§ THE TASK
Select every line containing the word "that" from the material, and copy those lines.

§ RECORD SET

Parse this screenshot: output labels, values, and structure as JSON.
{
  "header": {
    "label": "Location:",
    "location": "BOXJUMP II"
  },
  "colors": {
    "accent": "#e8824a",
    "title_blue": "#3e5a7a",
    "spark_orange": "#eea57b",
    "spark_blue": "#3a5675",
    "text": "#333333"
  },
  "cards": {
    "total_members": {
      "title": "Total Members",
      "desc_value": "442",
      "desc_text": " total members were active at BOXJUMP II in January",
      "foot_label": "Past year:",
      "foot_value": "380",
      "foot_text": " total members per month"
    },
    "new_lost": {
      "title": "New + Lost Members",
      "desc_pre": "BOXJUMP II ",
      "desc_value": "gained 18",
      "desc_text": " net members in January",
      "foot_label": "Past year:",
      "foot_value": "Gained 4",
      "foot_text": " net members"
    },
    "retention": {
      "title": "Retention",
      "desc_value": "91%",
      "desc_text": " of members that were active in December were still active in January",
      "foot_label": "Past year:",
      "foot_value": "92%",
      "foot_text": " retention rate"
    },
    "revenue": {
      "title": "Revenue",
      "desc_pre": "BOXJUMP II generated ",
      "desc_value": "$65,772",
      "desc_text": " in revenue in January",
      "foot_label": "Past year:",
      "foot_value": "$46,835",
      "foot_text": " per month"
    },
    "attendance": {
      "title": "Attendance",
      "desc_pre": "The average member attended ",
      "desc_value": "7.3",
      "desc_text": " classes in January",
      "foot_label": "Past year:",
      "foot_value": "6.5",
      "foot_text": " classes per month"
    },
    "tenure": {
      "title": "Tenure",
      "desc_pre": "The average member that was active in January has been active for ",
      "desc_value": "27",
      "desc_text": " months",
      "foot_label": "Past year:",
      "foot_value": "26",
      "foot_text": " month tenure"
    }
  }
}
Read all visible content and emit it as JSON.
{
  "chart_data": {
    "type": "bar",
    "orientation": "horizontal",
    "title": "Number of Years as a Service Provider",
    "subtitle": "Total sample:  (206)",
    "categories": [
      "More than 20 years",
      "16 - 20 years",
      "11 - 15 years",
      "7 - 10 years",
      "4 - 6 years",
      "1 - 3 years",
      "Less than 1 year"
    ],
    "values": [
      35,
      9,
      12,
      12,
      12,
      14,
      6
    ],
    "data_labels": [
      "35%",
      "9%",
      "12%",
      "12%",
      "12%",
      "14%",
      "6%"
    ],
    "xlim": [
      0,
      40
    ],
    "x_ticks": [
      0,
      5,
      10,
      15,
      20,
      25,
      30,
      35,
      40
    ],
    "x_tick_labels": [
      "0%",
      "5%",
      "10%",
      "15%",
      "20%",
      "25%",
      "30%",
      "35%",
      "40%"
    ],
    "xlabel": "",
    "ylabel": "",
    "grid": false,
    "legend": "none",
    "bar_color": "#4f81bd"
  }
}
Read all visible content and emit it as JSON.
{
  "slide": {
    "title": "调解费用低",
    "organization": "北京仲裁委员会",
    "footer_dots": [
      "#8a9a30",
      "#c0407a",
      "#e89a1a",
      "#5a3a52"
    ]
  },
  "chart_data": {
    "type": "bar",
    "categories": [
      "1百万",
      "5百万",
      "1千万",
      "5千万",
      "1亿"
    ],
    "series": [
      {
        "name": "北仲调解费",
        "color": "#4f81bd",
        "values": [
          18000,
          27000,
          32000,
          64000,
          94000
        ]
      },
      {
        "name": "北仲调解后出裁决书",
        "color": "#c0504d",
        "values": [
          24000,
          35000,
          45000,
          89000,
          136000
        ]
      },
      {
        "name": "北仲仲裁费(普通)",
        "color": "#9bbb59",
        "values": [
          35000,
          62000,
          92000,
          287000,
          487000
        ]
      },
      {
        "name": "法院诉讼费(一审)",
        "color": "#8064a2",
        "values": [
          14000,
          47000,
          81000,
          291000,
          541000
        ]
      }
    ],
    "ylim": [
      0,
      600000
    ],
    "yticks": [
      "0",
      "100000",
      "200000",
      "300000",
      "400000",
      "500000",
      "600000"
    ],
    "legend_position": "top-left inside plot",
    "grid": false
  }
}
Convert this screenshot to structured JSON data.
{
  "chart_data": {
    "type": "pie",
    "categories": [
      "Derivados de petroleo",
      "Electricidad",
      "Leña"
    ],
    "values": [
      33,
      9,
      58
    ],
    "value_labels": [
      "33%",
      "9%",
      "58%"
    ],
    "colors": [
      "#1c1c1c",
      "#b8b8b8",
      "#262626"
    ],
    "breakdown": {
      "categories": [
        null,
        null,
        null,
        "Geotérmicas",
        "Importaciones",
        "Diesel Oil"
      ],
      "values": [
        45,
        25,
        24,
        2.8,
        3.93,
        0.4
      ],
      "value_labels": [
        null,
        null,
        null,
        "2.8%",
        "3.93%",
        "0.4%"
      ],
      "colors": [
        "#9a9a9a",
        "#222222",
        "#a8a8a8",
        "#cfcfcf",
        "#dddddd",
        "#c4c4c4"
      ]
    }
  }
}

§ RIGHT ANSWER
      "desc_text": " of members that were active in December were still active in January",
      "desc_pre": "The average member that was active in January has been active for ",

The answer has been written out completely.